A block of data
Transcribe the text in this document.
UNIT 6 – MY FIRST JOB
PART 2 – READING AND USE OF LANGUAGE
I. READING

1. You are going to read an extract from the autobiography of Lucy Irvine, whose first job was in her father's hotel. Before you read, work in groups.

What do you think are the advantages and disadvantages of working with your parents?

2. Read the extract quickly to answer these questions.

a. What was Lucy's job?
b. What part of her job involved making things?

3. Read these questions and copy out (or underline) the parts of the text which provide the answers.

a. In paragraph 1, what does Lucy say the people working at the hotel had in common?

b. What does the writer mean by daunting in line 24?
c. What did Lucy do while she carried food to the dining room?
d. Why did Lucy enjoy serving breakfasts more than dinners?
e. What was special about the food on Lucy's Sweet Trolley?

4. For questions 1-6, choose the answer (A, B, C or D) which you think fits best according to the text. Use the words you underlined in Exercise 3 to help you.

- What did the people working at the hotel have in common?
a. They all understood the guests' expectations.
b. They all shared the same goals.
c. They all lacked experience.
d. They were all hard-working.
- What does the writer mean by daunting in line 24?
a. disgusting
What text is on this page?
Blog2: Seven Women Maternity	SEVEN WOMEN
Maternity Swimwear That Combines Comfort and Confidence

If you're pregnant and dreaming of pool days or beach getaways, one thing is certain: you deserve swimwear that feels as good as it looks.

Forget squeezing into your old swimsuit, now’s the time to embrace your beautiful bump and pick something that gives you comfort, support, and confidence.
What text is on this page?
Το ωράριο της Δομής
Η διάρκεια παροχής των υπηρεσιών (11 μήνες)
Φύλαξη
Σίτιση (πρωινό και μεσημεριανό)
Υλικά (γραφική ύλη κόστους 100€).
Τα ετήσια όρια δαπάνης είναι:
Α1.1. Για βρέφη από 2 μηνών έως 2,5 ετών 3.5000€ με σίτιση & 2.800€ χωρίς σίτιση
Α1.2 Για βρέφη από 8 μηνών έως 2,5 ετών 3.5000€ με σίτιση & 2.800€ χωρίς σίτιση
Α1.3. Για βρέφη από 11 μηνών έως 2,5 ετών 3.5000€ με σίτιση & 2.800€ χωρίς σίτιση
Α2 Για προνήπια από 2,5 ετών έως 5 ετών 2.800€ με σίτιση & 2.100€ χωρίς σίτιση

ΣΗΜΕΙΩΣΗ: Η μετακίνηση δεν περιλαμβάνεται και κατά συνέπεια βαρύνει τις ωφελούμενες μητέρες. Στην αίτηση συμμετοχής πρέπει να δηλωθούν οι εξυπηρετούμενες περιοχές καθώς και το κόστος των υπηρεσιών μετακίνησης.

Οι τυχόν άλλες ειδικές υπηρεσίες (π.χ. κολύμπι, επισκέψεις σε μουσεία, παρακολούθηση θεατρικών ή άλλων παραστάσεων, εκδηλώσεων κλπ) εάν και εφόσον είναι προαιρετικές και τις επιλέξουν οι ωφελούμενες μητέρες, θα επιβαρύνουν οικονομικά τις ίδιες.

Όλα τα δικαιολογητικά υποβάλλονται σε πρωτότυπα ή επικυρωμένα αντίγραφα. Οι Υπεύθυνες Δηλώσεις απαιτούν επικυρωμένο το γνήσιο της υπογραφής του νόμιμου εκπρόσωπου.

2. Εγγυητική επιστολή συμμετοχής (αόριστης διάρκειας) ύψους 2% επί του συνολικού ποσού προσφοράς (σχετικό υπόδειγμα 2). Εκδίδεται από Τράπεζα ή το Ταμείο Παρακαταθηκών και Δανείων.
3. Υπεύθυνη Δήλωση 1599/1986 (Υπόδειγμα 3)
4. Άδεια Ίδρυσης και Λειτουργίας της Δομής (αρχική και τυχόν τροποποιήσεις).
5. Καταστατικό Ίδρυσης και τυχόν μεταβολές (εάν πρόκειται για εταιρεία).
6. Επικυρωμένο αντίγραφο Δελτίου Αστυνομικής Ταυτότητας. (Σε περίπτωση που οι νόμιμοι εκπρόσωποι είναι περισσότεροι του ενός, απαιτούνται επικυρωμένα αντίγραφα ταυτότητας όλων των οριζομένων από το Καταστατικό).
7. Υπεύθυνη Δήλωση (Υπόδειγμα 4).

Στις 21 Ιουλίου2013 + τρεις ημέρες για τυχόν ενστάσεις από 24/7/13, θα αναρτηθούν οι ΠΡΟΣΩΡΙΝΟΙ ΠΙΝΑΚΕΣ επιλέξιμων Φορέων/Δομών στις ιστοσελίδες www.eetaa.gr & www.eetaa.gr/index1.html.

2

- **WORK REQUIRED**
Identify and copy the lines holding the word "READING".

- **PROBLEM SOLUTION**
PART 2 – READING AND USE OF LANGUAGE
I. READING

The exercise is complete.